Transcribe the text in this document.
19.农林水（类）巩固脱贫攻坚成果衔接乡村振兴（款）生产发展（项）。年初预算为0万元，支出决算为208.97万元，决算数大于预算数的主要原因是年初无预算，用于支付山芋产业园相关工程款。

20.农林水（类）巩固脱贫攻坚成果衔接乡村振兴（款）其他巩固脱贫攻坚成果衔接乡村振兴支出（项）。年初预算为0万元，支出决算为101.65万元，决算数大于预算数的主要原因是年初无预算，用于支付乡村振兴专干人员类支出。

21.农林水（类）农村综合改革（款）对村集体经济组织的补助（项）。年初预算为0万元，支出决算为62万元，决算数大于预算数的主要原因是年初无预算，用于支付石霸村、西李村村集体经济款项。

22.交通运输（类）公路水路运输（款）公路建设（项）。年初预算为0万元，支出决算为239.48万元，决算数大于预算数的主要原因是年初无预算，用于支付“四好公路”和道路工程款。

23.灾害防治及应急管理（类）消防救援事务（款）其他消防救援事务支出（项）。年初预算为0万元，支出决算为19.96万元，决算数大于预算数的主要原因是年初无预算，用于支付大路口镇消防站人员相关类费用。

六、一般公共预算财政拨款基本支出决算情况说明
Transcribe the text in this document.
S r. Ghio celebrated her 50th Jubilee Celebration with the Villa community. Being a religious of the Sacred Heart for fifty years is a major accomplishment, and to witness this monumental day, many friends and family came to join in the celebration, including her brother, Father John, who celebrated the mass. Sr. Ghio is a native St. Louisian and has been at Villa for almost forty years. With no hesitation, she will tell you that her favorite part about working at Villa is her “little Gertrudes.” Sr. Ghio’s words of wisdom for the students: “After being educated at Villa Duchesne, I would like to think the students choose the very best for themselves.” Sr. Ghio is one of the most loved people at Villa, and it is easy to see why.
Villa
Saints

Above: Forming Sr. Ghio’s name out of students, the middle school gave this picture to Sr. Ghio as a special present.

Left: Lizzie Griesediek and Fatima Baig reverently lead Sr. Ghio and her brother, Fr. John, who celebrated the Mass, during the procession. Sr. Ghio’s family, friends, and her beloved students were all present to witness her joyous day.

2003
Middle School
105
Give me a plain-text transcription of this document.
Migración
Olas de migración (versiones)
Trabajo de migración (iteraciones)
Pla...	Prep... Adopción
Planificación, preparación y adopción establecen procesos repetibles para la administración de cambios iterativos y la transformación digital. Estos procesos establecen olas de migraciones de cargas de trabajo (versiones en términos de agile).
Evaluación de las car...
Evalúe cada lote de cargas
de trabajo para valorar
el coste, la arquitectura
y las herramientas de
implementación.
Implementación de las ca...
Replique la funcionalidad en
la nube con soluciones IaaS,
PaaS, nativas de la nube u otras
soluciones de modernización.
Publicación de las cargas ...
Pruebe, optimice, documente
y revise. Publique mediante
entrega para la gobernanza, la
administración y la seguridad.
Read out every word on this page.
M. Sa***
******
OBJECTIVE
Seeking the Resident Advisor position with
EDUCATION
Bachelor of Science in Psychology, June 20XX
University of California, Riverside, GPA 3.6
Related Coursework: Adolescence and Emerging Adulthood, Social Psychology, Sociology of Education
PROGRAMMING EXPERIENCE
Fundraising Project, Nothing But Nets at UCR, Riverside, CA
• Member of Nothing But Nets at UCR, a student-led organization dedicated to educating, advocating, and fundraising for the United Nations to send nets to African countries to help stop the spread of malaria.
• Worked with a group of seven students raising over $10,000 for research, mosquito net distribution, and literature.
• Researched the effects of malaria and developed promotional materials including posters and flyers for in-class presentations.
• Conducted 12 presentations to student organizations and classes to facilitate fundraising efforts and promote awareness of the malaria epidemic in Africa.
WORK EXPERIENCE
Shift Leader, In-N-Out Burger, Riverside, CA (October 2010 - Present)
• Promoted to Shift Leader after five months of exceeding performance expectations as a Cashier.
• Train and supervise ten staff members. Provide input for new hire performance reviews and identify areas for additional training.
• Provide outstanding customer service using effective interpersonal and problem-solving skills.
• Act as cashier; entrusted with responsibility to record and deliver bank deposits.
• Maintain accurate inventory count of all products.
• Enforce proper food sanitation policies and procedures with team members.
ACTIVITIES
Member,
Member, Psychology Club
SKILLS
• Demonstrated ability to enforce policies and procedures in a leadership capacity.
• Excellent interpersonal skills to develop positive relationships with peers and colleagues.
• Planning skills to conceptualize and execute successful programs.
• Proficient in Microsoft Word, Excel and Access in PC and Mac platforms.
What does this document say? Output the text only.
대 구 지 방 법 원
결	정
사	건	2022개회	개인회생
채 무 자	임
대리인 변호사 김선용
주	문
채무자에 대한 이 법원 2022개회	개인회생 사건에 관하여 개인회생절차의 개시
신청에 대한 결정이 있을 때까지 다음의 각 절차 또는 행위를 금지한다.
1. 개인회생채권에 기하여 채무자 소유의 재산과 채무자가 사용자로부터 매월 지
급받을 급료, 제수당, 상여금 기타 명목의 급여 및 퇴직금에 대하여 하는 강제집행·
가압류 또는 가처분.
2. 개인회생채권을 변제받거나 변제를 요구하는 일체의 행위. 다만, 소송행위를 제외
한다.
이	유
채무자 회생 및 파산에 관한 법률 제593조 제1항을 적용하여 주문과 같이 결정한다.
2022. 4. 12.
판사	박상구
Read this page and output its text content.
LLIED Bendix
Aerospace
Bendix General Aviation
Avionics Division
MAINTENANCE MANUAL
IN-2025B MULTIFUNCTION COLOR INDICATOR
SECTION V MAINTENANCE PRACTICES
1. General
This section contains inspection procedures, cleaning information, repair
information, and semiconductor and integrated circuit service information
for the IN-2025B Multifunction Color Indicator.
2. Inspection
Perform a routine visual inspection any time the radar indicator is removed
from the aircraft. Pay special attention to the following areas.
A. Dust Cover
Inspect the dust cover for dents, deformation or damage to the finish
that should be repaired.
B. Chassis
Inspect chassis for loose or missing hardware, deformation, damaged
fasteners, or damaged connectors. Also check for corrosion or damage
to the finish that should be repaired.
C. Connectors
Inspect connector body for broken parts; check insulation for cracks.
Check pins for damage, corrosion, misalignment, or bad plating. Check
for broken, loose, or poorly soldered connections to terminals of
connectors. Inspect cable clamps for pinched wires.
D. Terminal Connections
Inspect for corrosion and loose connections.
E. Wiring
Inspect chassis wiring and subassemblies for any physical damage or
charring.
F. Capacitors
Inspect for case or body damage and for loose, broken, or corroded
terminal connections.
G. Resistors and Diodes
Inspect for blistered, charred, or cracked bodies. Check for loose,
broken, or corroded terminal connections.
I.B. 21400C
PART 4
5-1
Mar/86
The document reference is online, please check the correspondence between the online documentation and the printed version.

━━━

Given request
Restate every line of the data word for word.

Solution to this problem
Transcribe the text in this document.
19.农林水（类）巩固脱贫攻坚成果衔接乡村振兴（款）生产发展（项）。年初预算为0万元，支出决算为208.97万元，决算数大于预算数的主要原因是年初无预算，用于支付山芋产业园相关工程款。

20.农林水（类）巩固脱贫攻坚成果衔接乡村振兴（款）其他巩固脱贫攻坚成果衔接乡村振兴支出（项）。年初预算为0万元，支出决算为101.65万元，决算数大于预算数的主要原因是年初无预算，用于支付乡村振兴专干人员类支出。

21.农林水（类）农村综合改革（款）对村集体经济组织的补助（项）。年初预算为0万元，支出决算为62万元，决算数大于预算数的主要原因是年初无预算，用于支付石霸村、西李村村集体经济款项。

22.交通运输（类）公路水路运输（款）公路建设（项）。年初预算为0万元，支出决算为239.48万元，决算数大于预算数的主要原因是年初无预算，用于支付“四好公路”和道路工程款。

23.灾害防治及应急管理（类）消防救援事务（款）其他消防救援事务支出（项）。年初预算为0万元，支出决算为19.96万元，决算数大于预算数的主要原因是年初无预算，用于支付大路口镇消防站人员相关类费用。

六、一般公共预算财政拨款基本支出决算情况说明
Transcribe the text in this document.
S r. Ghio celebrated her 50th Jubilee Celebration with the Villa community. Being a religious of the Sacred Heart for fifty years is a major accomplishment, and to witness this monumental day, many friends and family came to join in the celebration, including her brother, Father John, who celebrated the mass. Sr. Ghio is a native St. Louisian and has been at Villa for almost forty years. With no hesitation, she will tell you that her favorite part about working at Villa is her “little Gertrudes.” Sr. Ghio’s words of wisdom for the students: “After being educated at Villa Duchesne, I would like to think the students choose the very best for themselves.” Sr. Ghio is one of the most loved people at Villa, and it is easy to see why.
Villa
Saints

Above: Forming Sr. Ghio’s name out of students, the middle school gave this picture to Sr. Ghio as a special present.

Left: Lizzie Griesediek and Fatima Baig reverently lead Sr. Ghio and her brother, Fr. John, who celebrated the Mass, during the procession. Sr. Ghio’s family, friends, and her beloved students were all present to witness her joyous day.

2003
Middle School
105
Give me a plain-text transcription of this document.
Migración
Olas de migración (versiones)
Trabajo de migración (iteraciones)
Pla...	Prep... Adopción
Planificación, preparación y adopción establecen procesos repetibles para la administración de cambios iterativos y la transformación digital. Estos procesos establecen olas de migraciones de cargas de trabajo (versiones en términos de agile).
Evaluación de las car...
Evalúe cada lote de cargas
de trabajo para valorar
el coste, la arquitectura
y las herramientas de
implementación.
Implementación de las ca...
Replique la funcionalidad en
la nube con soluciones IaaS,
PaaS, nativas de la nube u otras
soluciones de modernización.
Publicación de las cargas ...
Pruebe, optimice, documente
y revise. Publique mediante
entrega para la gobernanza, la
administración y la seguridad.
Read out every word on this page.
M. Sa***
******
OBJECTIVE
Seeking the Resident Advisor position with
EDUCATION
Bachelor of Science in Psychology, June 20XX
University of California, Riverside, GPA 3.6
Related Coursework: Adolescence and Emerging Adulthood, Social Psychology, Sociology of Education
PROGRAMMING EXPERIENCE
Fundraising Project, Nothing But Nets at UCR, Riverside, CA
• Member of Nothing But Nets at UCR, a student-led organization dedicated to educating, advocating, and fundraising for the United Nations to send nets to African countries to help stop the spread of malaria.
• Worked with a group of seven students raising over $10,000 for research, mosquito net distribution, and literature.
• Researched the effects of malaria and developed promotional materials including posters and flyers for in-class presentations.
• Conducted 12 presentations to student organizations and classes to facilitate fundraising efforts and promote awareness of the malaria epidemic in Africa.
WORK EXPERIENCE
Shift Leader, In-N-Out Burger, Riverside, CA (October 2010 - Present)
• Promoted to Shift Leader after five months of exceeding performance expectations as a Cashier.
• Train and supervise ten staff members. Provide input for new hire performance reviews and identify areas for additional training.
• Provide outstanding customer service using effective interpersonal and problem-solving skills.
• Act as cashier; entrusted with responsibility to record and deliver bank deposits.
• Maintain accurate inventory count of all products.
• Enforce proper food sanitation policies and procedures with team members.
ACTIVITIES
Member,
Member, Psychology Club
SKILLS
• Demonstrated ability to enforce policies and procedures in a leadership capacity.
• Excellent interpersonal skills to develop positive relationships with peers and colleagues.
• Planning skills to conceptualize and execute successful programs.
• Proficient in Microsoft Word, Excel and Access in PC and Mac platforms.
What does this document say? Output the text only.
대 구 지 방 법 원
결	정
사	건	2022개회	개인회생
채 무 자	임
대리인 변호사 김선용
주	문
채무자에 대한 이 법원 2022개회	개인회생 사건에 관하여 개인회생절차의 개시
신청에 대한 결정이 있을 때까지 다음의 각 절차 또는 행위를 금지한다.
1. 개인회생채권에 기하여 채무자 소유의 재산과 채무자가 사용자로부터 매월 지
급받을 급료, 제수당, 상여금 기타 명목의 급여 및 퇴직금에 대하여 하는 강제집행·
가압류 또는 가처분.
2. 개인회생채권을 변제받거나 변제를 요구하는 일체의 행위. 다만, 소송행위를 제외
한다.
이	유
채무자 회생 및 파산에 관한 법률 제593조 제1항을 적용하여 주문과 같이 결정한다.
2022. 4. 12.
판사	박상구
Read this page and output its text content.
LLIED Bendix
Aerospace
Bendix General Aviation
Avionics Division
MAINTENANCE MANUAL
IN-2025B MULTIFUNCTION COLOR INDICATOR
SECTION V MAINTENANCE PRACTICES
1. General
This section contains inspection procedures, cleaning information, repair
information, and semiconductor and integrated circuit service information
for the IN-2025B Multifunction Color Indicator.
2. Inspection
Perform a routine visual inspection any time the radar indicator is removed
from the aircraft. Pay special attention to the following areas.
A. Dust Cover
Inspect the dust cover for dents, deformation or damage to the finish
that should be repaired.
B. Chassis
Inspect chassis for loose or missing hardware, deformation, damaged
fasteners, or damaged connectors. Also check for corrosion or damage
to the finish that should be repaired.
C. Connectors
Inspect connector body for broken parts; check insulation for cracks.
Check pins for damage, corrosion, misalignment, or bad plating. Check
for broken, loose, or poorly soldered connections to terminals of
connectors. Inspect cable clamps for pinched wires.
D. Terminal Connections
Inspect for corrosion and loose connections.
E. Wiring
Inspect chassis wiring and subassemblies for any physical damage or
charring.
F. Capacitors
Inspect for case or body damage and for loose, broken, or corroded
terminal connections.
G. Resistors and Diodes
Inspect for blistered, charred, or cracked bodies. Check for loose,
broken, or corroded terminal connections.
I.B. 21400C
PART 4
5-1
Mar/86
The document reference is online, please check the correspondence between the online documentation and the printed version.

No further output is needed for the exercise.